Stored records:

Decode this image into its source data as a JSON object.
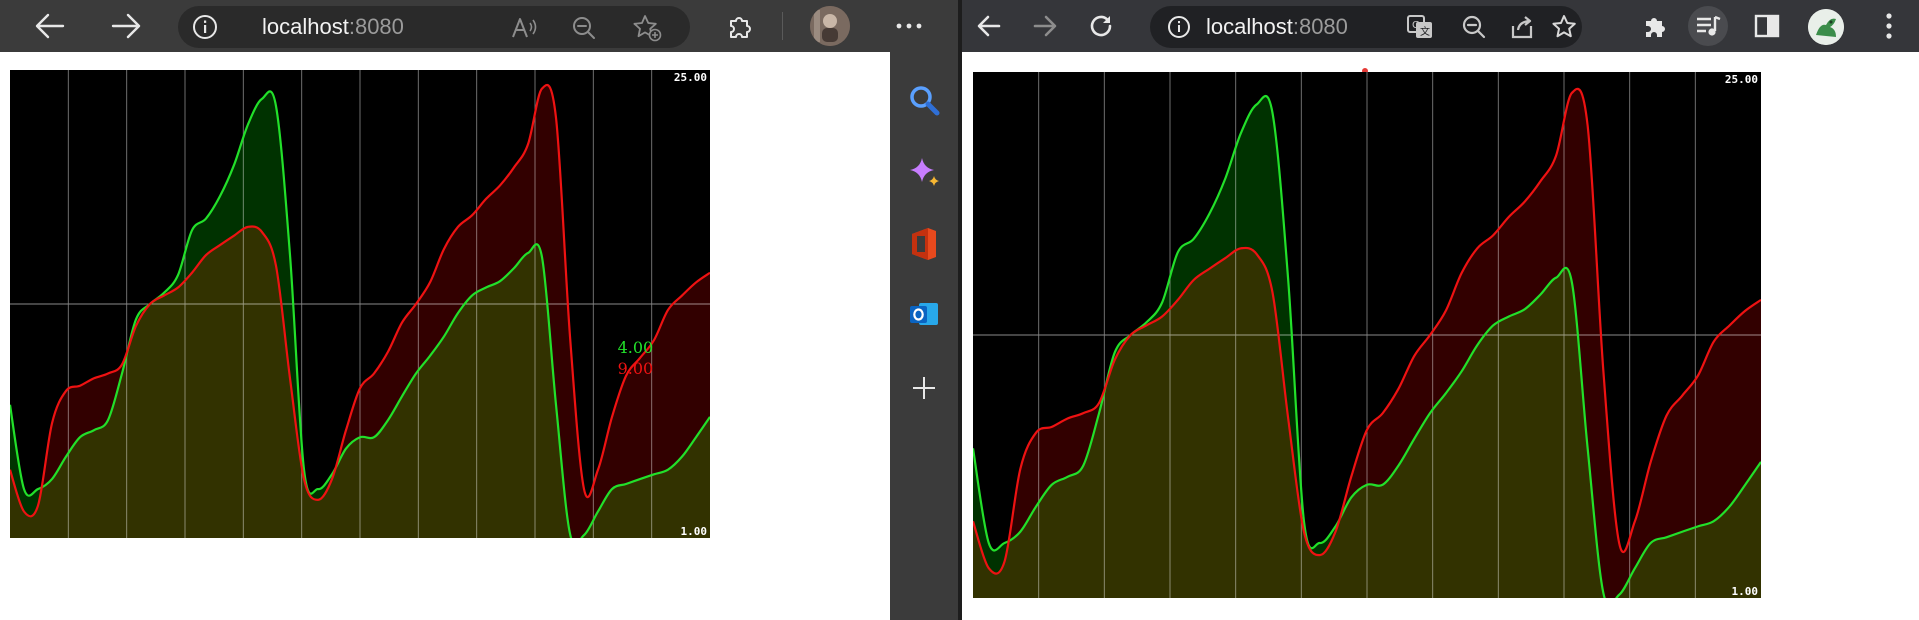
{
  "edge": {
    "url_host": "localhost",
    "url_port": ":8080",
    "icons": {
      "back": "back-arrow-icon",
      "forward": "forward-arrow-icon",
      "site_info": "info-icon",
      "read_aloud": "read-aloud-icon",
      "zoom": "zoom-out-icon",
      "favorite": "add-favorite-icon",
      "extensions": "extensions-icon",
      "profile": "profile-avatar",
      "menu": "more-menu-icon"
    },
    "sidebar": [
      {
        "name": "search",
        "icon": "search-icon",
        "color": "#4f8cff"
      },
      {
        "name": "copilot",
        "icon": "sparkle-icon",
        "color": "#c77dff"
      },
      {
        "name": "office",
        "icon": "office-icon",
        "color": "#eb3c00"
      },
      {
        "name": "outlook",
        "icon": "outlook-icon",
        "color": "#0a78d4"
      },
      {
        "name": "add",
        "icon": "plus-icon",
        "color": "#e8e8e8"
      }
    ]
  },
  "chrome": {
    "url_host": "localhost",
    "url_port": ":8080",
    "icons": {
      "back": "back-arrow-icon",
      "forward": "forward-arrow-icon",
      "reload": "reload-icon",
      "site_info": "info-icon",
      "translate": "translate-icon",
      "zoom": "zoom-out-icon",
      "share": "share-icon",
      "bookmark": "star-icon",
      "extensions": "puzzle-icon",
      "media": "media-control-icon",
      "side_panel": "side-panel-icon",
      "profile": "profile-avatar",
      "menu": "kebab-menu-icon"
    }
  },
  "chart_data": [
    {
      "type": "area",
      "label_top": "25.00",
      "label_bottom": "1.00",
      "ylim": [
        1,
        25
      ],
      "ylog": true,
      "x": [
        0,
        2,
        4,
        6,
        8,
        10,
        12,
        14,
        16,
        18,
        20,
        22,
        24,
        26,
        28,
        30,
        32,
        34,
        36,
        38,
        40,
        42,
        44,
        46,
        48,
        50,
        52,
        54,
        56,
        58,
        60,
        62,
        64,
        66,
        68,
        70,
        72,
        74,
        76,
        78,
        80,
        82,
        84,
        86,
        88,
        90,
        92,
        94,
        96,
        98,
        100
      ],
      "series": [
        {
          "name": "",
          "color": "#22e02a",
          "fill": "#003200",
          "values": [
            2.5,
            1.4,
            1.4,
            1.5,
            1.75,
            2.0,
            2.1,
            2.25,
            3.1,
            4.5,
            5.0,
            5.4,
            6.1,
            8.3,
            9.0,
            10.5,
            13.0,
            17.2,
            20.5,
            19.5,
            7.0,
            1.6,
            1.4,
            1.55,
            1.85,
            2.0,
            2.0,
            2.25,
            2.65,
            3.1,
            3.5,
            4.0,
            4.7,
            5.3,
            5.6,
            5.85,
            6.4,
            7.1,
            6.9,
            2.5,
            1.03,
            1.02,
            1.2,
            1.4,
            1.45,
            1.5,
            1.55,
            1.6,
            1.75,
            2.0,
            2.3
          ]
        },
        {
          "name": "",
          "color": "#ee1212",
          "fill": "#320000",
          "values": [
            1.6,
            1.2,
            1.25,
            2.2,
            2.75,
            2.85,
            3.0,
            3.1,
            3.3,
            4.3,
            5.0,
            5.3,
            5.6,
            6.2,
            7.0,
            7.5,
            8.0,
            8.5,
            8.2,
            6.5,
            3.0,
            1.5,
            1.3,
            1.5,
            2.1,
            2.8,
            3.1,
            3.6,
            4.4,
            5.0,
            5.8,
            7.3,
            8.5,
            9.2,
            10.3,
            11.3,
            12.8,
            15.0,
            22.0,
            18.0,
            4.0,
            1.4,
            1.6,
            2.3,
            3.05,
            3.45,
            3.9,
            4.8,
            5.3,
            5.8,
            6.2
          ]
        }
      ],
      "annotations": [
        {
          "text": "4.00",
          "color": "#22e02a"
        },
        {
          "text": "9.00",
          "color": "#ee1212"
        }
      ]
    },
    {
      "type": "area",
      "label_top": "25.00",
      "label_bottom": "1.00",
      "ylim": [
        1,
        25
      ],
      "ylog": true,
      "x": [
        0,
        2,
        4,
        6,
        8,
        10,
        12,
        14,
        16,
        18,
        20,
        22,
        24,
        26,
        28,
        30,
        32,
        34,
        36,
        38,
        40,
        42,
        44,
        46,
        48,
        50,
        52,
        54,
        56,
        58,
        60,
        62,
        64,
        66,
        68,
        70,
        72,
        74,
        76,
        78,
        80,
        82,
        84,
        86,
        88,
        90,
        92,
        94,
        96,
        98,
        100
      ],
      "series": [
        {
          "name": "",
          "color": "#22e02a",
          "fill": "#003200",
          "values": [
            2.5,
            1.4,
            1.4,
            1.5,
            1.75,
            2.0,
            2.1,
            2.25,
            3.1,
            4.5,
            5.0,
            5.4,
            6.1,
            8.3,
            9.0,
            10.5,
            13.0,
            17.2,
            20.5,
            19.5,
            7.0,
            1.6,
            1.4,
            1.55,
            1.85,
            2.0,
            2.0,
            2.25,
            2.65,
            3.1,
            3.5,
            4.0,
            4.7,
            5.3,
            5.6,
            5.85,
            6.4,
            7.1,
            6.9,
            2.5,
            1.03,
            1.02,
            1.2,
            1.4,
            1.45,
            1.5,
            1.55,
            1.6,
            1.75,
            2.0,
            2.3
          ]
        },
        {
          "name": "",
          "color": "#ee1212",
          "fill": "#320000",
          "values": [
            1.6,
            1.2,
            1.25,
            2.2,
            2.75,
            2.85,
            3.0,
            3.1,
            3.3,
            4.3,
            5.0,
            5.3,
            5.6,
            6.2,
            7.0,
            7.5,
            8.0,
            8.5,
            8.2,
            6.5,
            3.0,
            1.5,
            1.3,
            1.5,
            2.1,
            2.8,
            3.1,
            3.6,
            4.4,
            5.0,
            5.8,
            7.3,
            8.5,
            9.2,
            10.3,
            11.3,
            12.8,
            15.0,
            22.0,
            18.0,
            4.0,
            1.4,
            1.6,
            2.3,
            3.05,
            3.45,
            3.9,
            4.8,
            5.3,
            5.8,
            6.2
          ]
        }
      ],
      "annotations": []
    }
  ]
}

▶ _GIVEN PROBLEM_: Without the images, write out each line of the data verbatim.

▶ _COMPLETE ANSWER_:
Decode this image into its source data as a JSON object.
{
  "edge": {
    "url_host": "localhost",
    "url_port": ":8080",
    "icons": {
      "back": "back-arrow-icon",
      "forward": "forward-arrow-icon",
      "site_info": "info-icon",
      "read_aloud": "read-aloud-icon",
      "zoom": "zoom-out-icon",
      "favorite": "add-favorite-icon",
      "extensions": "extensions-icon",
      "profile": "profile-avatar",
      "menu": "more-menu-icon"
    },
    "sidebar": [
      {
        "name": "search",
        "icon": "search-icon",
        "color": "#4f8cff"
      },
      {
        "name": "copilot",
        "icon": "sparkle-icon",
        "color": "#c77dff"
      },
      {
        "name": "office",
        "icon": "office-icon",
        "color": "#eb3c00"
      },
      {
        "name": "outlook",
        "icon": "outlook-icon",
        "color": "#0a78d4"
      },
      {
        "name": "add",
        "icon": "plus-icon",
        "color": "#e8e8e8"
      }
    ]
  },
  "chrome": {
    "url_host": "localhost",
    "url_port": ":8080",
    "icons": {
      "back": "back-arrow-icon",
      "forward": "forward-arrow-icon",
      "reload": "reload-icon",
      "site_info": "info-icon",
      "translate": "translate-icon",
      "zoom": "zoom-out-icon",
      "share": "share-icon",
      "bookmark": "star-icon",
      "extensions": "puzzle-icon",
      "media": "media-control-icon",
      "side_panel": "side-panel-icon",
      "profile": "profile-avatar",
      "menu": "kebab-menu-icon"
    }
  },
  "chart_data": [
    {
      "type": "area",
      "label_top": "25.00",
      "label_bottom": "1.00",
      "ylim": [
        1,
        25
      ],
      "ylog": true,
      "x": [
        0,
        2,
        4,
        6,
        8,
        10,
        12,
        14,
        16,
        18,
        20,
        22,
        24,
        26,
        28,
        30,
        32,
        34,
        36,
        38,
        40,
        42,
        44,
        46,
        48,
        50,
        52,
        54,
        56,
        58,
        60,
        62,
        64,
        66,
        68,
        70,
        72,
        74,
        76,
        78,
        80,
        82,
        84,
        86,
        88,
        90,
        92,
        94,
        96,
        98,
        100
      ],
      "series": [
        {
          "name": "",
          "color": "#22e02a",
          "fill": "#003200",
          "values": [
            2.5,
            1.4,
            1.4,
            1.5,
            1.75,
            2.0,
            2.1,
            2.25,
            3.1,
            4.5,
            5.0,
            5.4,
            6.1,
            8.3,
            9.0,
            10.5,
            13.0,
            17.2,
            20.5,
            19.5,
            7.0,
            1.6,
            1.4,
            1.55,
            1.85,
            2.0,
            2.0,
            2.25,
            2.65,
            3.1,
            3.5,
            4.0,
            4.7,
            5.3,
            5.6,
            5.85,
            6.4,
            7.1,
            6.9,
            2.5,
            1.03,
            1.02,
            1.2,
            1.4,
            1.45,
            1.5,
            1.55,
            1.6,
            1.75,
            2.0,
            2.3
          ]
        },
        {
          "name": "",
          "color": "#ee1212",
          "fill": "#320000",
          "values": [
            1.6,
            1.2,
            1.25,
            2.2,
            2.75,
            2.85,
            3.0,
            3.1,
            3.3,
            4.3,
            5.0,
            5.3,
            5.6,
            6.2,
            7.0,
            7.5,
            8.0,
            8.5,
            8.2,
            6.5,
            3.0,
            1.5,
            1.3,
            1.5,
            2.1,
            2.8,
            3.1,
            3.6,
            4.4,
            5.0,
            5.8,
            7.3,
            8.5,
            9.2,
            10.3,
            11.3,
            12.8,
            15.0,
            22.0,
            18.0,
            4.0,
            1.4,
            1.6,
            2.3,
            3.05,
            3.45,
            3.9,
            4.8,
            5.3,
            5.8,
            6.2
          ]
        }
      ],
      "annotations": [
        {
          "text": "4.00",
          "color": "#22e02a"
        },
        {
          "text": "9.00",
          "color": "#ee1212"
        }
      ]
    },
    {
      "type": "area",
      "label_top": "25.00",
      "label_bottom": "1.00",
      "ylim": [
        1,
        25
      ],
      "ylog": true,
      "x": [
        0,
        2,
        4,
        6,
        8,
        10,
        12,
        14,
        16,
        18,
        20,
        22,
        24,
        26,
        28,
        30,
        32,
        34,
        36,
        38,
        40,
        42,
        44,
        46,
        48,
        50,
        52,
        54,
        56,
        58,
        60,
        62,
        64,
        66,
        68,
        70,
        72,
        74,
        76,
        78,
        80,
        82,
        84,
        86,
        88,
        90,
        92,
        94,
        96,
        98,
        100
      ],
      "series": [
        {
          "name": "",
          "color": "#22e02a",
          "fill": "#003200",
          "values": [
            2.5,
            1.4,
            1.4,
            1.5,
            1.75,
            2.0,
            2.1,
            2.25,
            3.1,
            4.5,
            5.0,
            5.4,
            6.1,
            8.3,
            9.0,
            10.5,
            13.0,
            17.2,
            20.5,
            19.5,
            7.0,
            1.6,
            1.4,
            1.55,
            1.85,
            2.0,
            2.0,
            2.25,
            2.65,
            3.1,
            3.5,
            4.0,
            4.7,
            5.3,
            5.6,
            5.85,
            6.4,
            7.1,
            6.9,
            2.5,
            1.03,
            1.02,
            1.2,
            1.4,
            1.45,
            1.5,
            1.55,
            1.6,
            1.75,
            2.0,
            2.3
          ]
        },
        {
          "name": "",
          "color": "#ee1212",
          "fill": "#320000",
          "values": [
            1.6,
            1.2,
            1.25,
            2.2,
            2.75,
            2.85,
            3.0,
            3.1,
            3.3,
            4.3,
            5.0,
            5.3,
            5.6,
            6.2,
            7.0,
            7.5,
            8.0,
            8.5,
            8.2,
            6.5,
            3.0,
            1.5,
            1.3,
            1.5,
            2.1,
            2.8,
            3.1,
            3.6,
            4.4,
            5.0,
            5.8,
            7.3,
            8.5,
            9.2,
            10.3,
            11.3,
            12.8,
            15.0,
            22.0,
            18.0,
            4.0,
            1.4,
            1.6,
            2.3,
            3.05,
            3.45,
            3.9,
            4.8,
            5.3,
            5.8,
            6.2
          ]
        }
      ],
      "annotations": []
    }
  ]
}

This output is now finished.